#### PROBLEM DETAILS:
Collect each line of the records containing the string "Siuntion".

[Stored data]
......

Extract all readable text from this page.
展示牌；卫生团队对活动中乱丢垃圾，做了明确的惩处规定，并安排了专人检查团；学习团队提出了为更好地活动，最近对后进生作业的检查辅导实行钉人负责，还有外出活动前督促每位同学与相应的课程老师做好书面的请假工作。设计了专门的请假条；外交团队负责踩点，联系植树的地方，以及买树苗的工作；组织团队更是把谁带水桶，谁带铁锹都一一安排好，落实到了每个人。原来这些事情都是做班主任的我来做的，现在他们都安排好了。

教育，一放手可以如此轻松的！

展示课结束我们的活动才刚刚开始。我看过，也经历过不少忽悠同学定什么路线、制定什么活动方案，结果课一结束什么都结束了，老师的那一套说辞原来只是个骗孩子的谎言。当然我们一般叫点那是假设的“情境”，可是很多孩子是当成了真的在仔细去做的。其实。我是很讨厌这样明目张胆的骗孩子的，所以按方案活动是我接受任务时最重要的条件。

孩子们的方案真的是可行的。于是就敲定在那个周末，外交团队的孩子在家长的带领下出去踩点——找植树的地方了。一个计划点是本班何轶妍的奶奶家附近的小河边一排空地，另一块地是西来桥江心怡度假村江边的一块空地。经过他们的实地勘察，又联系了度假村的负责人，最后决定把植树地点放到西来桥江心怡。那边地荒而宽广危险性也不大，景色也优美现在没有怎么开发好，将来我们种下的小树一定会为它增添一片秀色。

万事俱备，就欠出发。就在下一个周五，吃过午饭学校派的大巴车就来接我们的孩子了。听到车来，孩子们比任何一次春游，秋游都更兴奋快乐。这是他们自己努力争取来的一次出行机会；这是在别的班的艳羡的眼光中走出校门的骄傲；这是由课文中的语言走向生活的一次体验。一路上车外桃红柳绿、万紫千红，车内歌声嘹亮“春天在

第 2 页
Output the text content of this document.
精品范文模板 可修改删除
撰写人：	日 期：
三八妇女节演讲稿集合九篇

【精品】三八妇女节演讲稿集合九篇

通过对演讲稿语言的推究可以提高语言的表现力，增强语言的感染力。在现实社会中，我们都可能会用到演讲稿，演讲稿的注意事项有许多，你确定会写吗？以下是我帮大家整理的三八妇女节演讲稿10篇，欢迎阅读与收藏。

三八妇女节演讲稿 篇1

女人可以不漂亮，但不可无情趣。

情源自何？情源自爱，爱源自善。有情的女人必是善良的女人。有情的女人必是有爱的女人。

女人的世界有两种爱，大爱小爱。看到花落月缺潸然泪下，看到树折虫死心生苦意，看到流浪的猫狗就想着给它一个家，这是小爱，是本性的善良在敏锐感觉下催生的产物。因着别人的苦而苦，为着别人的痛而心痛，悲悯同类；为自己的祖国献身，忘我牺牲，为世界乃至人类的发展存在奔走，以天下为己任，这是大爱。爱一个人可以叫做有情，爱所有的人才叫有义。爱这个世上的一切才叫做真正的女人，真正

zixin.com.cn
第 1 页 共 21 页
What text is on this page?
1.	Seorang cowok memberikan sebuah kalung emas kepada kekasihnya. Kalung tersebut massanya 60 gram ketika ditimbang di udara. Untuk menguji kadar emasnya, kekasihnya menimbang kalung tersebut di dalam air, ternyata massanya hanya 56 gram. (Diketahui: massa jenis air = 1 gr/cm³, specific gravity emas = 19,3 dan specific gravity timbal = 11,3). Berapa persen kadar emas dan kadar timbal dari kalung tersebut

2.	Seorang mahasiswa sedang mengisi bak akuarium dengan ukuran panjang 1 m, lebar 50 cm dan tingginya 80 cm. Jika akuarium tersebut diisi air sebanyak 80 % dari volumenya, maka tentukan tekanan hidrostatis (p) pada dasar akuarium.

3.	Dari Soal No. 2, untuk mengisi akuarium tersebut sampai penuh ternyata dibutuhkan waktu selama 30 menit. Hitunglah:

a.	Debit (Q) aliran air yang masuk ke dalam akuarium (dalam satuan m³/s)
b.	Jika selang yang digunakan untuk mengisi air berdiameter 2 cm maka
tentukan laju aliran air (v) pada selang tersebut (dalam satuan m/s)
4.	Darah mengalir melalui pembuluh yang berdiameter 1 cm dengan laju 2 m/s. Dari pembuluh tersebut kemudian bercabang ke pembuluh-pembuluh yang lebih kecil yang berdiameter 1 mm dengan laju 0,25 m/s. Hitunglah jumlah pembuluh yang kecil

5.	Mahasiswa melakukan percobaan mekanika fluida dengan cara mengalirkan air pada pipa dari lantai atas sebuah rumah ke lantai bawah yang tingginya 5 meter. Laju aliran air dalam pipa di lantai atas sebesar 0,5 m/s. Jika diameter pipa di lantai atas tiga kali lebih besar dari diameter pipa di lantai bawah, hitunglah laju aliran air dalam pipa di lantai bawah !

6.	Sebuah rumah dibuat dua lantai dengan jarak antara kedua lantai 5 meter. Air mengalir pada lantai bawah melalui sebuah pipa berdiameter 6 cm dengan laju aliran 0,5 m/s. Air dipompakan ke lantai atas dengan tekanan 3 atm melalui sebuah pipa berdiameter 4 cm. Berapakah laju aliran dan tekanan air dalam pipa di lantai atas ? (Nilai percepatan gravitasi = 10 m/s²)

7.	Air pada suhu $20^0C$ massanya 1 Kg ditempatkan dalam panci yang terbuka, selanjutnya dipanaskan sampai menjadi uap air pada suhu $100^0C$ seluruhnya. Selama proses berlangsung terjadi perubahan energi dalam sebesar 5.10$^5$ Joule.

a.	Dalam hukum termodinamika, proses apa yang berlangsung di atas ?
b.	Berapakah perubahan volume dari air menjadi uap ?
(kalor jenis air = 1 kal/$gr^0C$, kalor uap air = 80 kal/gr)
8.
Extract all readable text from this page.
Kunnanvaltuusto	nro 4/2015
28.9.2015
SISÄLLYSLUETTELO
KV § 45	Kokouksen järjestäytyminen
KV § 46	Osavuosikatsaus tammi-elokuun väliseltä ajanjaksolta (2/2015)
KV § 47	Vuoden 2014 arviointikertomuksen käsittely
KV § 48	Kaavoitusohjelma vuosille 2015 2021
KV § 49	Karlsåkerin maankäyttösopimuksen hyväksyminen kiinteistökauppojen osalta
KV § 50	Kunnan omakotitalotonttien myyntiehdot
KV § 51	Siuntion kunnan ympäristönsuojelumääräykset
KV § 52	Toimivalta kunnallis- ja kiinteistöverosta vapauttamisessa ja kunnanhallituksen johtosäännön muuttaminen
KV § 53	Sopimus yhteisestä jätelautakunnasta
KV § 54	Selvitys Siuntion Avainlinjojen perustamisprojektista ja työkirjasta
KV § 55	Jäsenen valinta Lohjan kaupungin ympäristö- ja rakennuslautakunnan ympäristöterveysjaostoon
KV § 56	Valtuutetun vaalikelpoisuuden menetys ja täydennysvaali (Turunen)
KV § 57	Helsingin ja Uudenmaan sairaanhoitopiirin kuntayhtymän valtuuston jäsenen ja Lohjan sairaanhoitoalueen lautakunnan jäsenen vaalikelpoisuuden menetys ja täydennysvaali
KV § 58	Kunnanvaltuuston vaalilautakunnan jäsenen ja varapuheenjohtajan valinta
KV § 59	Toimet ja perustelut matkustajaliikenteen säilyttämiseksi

......

#### THE ANSWER:
KV § 51	Siuntion kunnan ympäristönsuojelumääräykset
KV § 54	Selvitys Siuntion Avainlinjojen perustamisprojektista ja työkirjasta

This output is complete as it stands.